__TASK BRIEF__
Strip the pictures and reproduce the rest of the listing exactly.

--- INPUT FOR THIS TASK ---

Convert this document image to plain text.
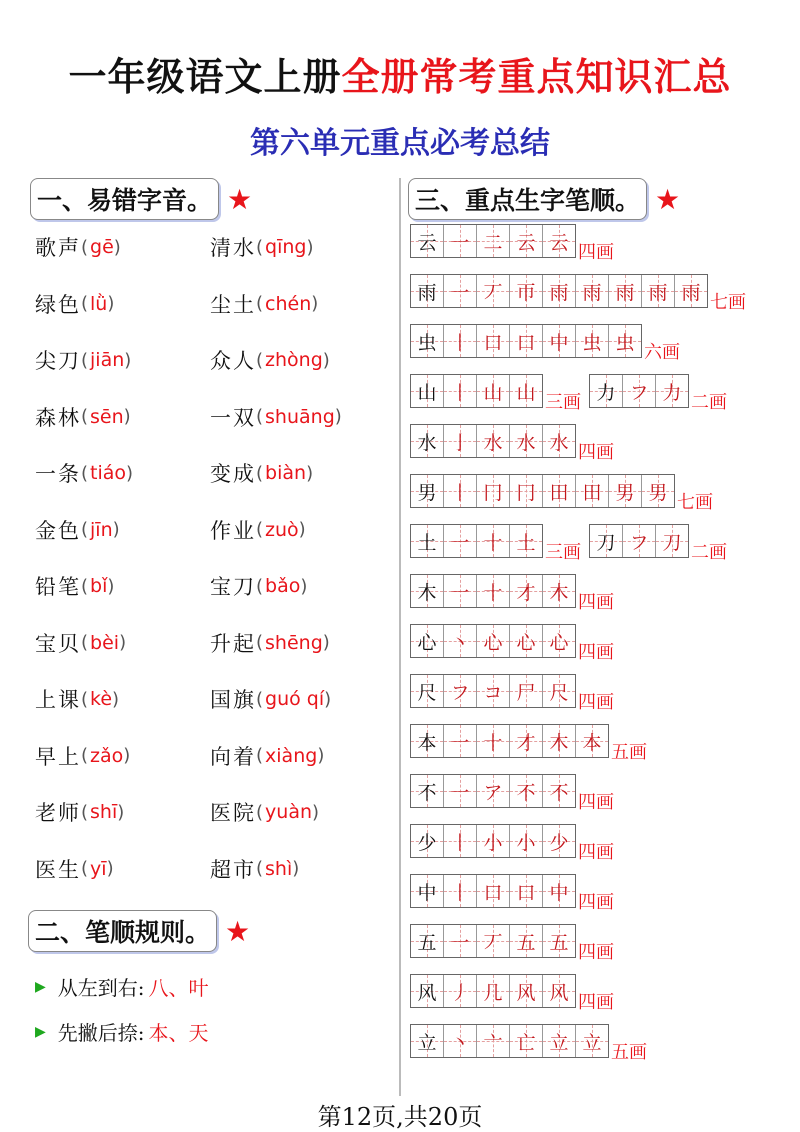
一年级语文上册全册常考重点知识汇总
第六单元重点必考总结
一、易错字音。 ★
歌声 ( gē )	清水 ( qīng )
绿色 ( lǜ )	尘土 ( chén )
尖刀 ( jiān )	众人 ( zhòng )
森林 ( sēn )	一双 ( shuāng )
一条 ( tiáo )	变成 ( biàn )
金色 ( jīn )	作业 ( zuò )
铅笔 ( bǐ )	宝刀 ( bǎo )
宝贝 ( bèi )	升起 ( shēng )
上课 ( kè )	国旗 ( guó qí )
早上 ( zǎo )	向着 ( xiàng )
老师 ( shī )	医院 ( yuàn )
医生 ( yī )	超市 ( shì )
二、笔顺规则。 ★
▶ 从左到右: 八、叶
▶ 先撇后捺: 本、天
三、重点生字笔顺。 ★
云 一 二 云 云 四画
雨 一 丆 帀 雨 雨 雨 雨 雨 七画
虫 丨 口 口 中 虫 虫 六画
山 丨 山 山 三画 力 フ 力 二画
水 亅 水 水 水 四画
男 丨 冂 冂 田 田 男 男 七画
土 一 十 土 三画 刀 フ 刀 二画
木 一 十 才 木 四画
心 丶 心 心 心 四画
尺 フ コ 尸 尺 四画
本 一 十 才 木 本 五画
不 一 ア 不 不 四画
少 丨 小 小 少 四画
中 丨 口 口 中 四画
五 一 丆 五 五 四画
风 丿 几 风 风 四画
立 丶 亠 亡 立 立 五画
第12页,共20页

---

__ANSWER TO THE EXERCISE__
Convert this document image to plain text.
一年级语文上册全册常考重点知识汇总
第六单元重点必考总结
一、易错字音。 ★
歌声 ( gē )	清水 ( qīng )
绿色 ( lǜ )	尘土 ( chén )
尖刀 ( jiān )	众人 ( zhòng )
森林 ( sēn )	一双 ( shuāng )
一条 ( tiáo )	变成 ( biàn )
金色 ( jīn )	作业 ( zuò )
铅笔 ( bǐ )	宝刀 ( bǎo )
宝贝 ( bèi )	升起 ( shēng )
上课 ( kè )	国旗 ( guó qí )
早上 ( zǎo )	向着 ( xiàng )
老师 ( shī )	医院 ( yuàn )
医生 ( yī )	超市 ( shì )
二、笔顺规则。 ★
▶ 从左到右: 八、叶
▶ 先撇后捺: 本、天
三、重点生字笔顺。 ★
云 一 二 云 云 四画
雨 一 丆 帀 雨 雨 雨 雨 雨 七画
虫 丨 口 口 中 虫 虫 六画
山 丨 山 山 三画 力 フ 力 二画
水 亅 水 水 水 四画
男 丨 冂 冂 田 田 男 男 七画
土 一 十 土 三画 刀 フ 刀 二画
木 一 十 才 木 四画
心 丶 心 心 心 四画
尺 フ コ 尸 尺 四画
本 一 十 才 木 本 五画
不 一 ア 不 不 四画
少 丨 小 小 少 四画
中 丨 口 口 中 四画
五 一 丆 五 五 四画
风 丿 几 风 风 四画
立 丶 亠 亡 立 立 五画
第12页,共20页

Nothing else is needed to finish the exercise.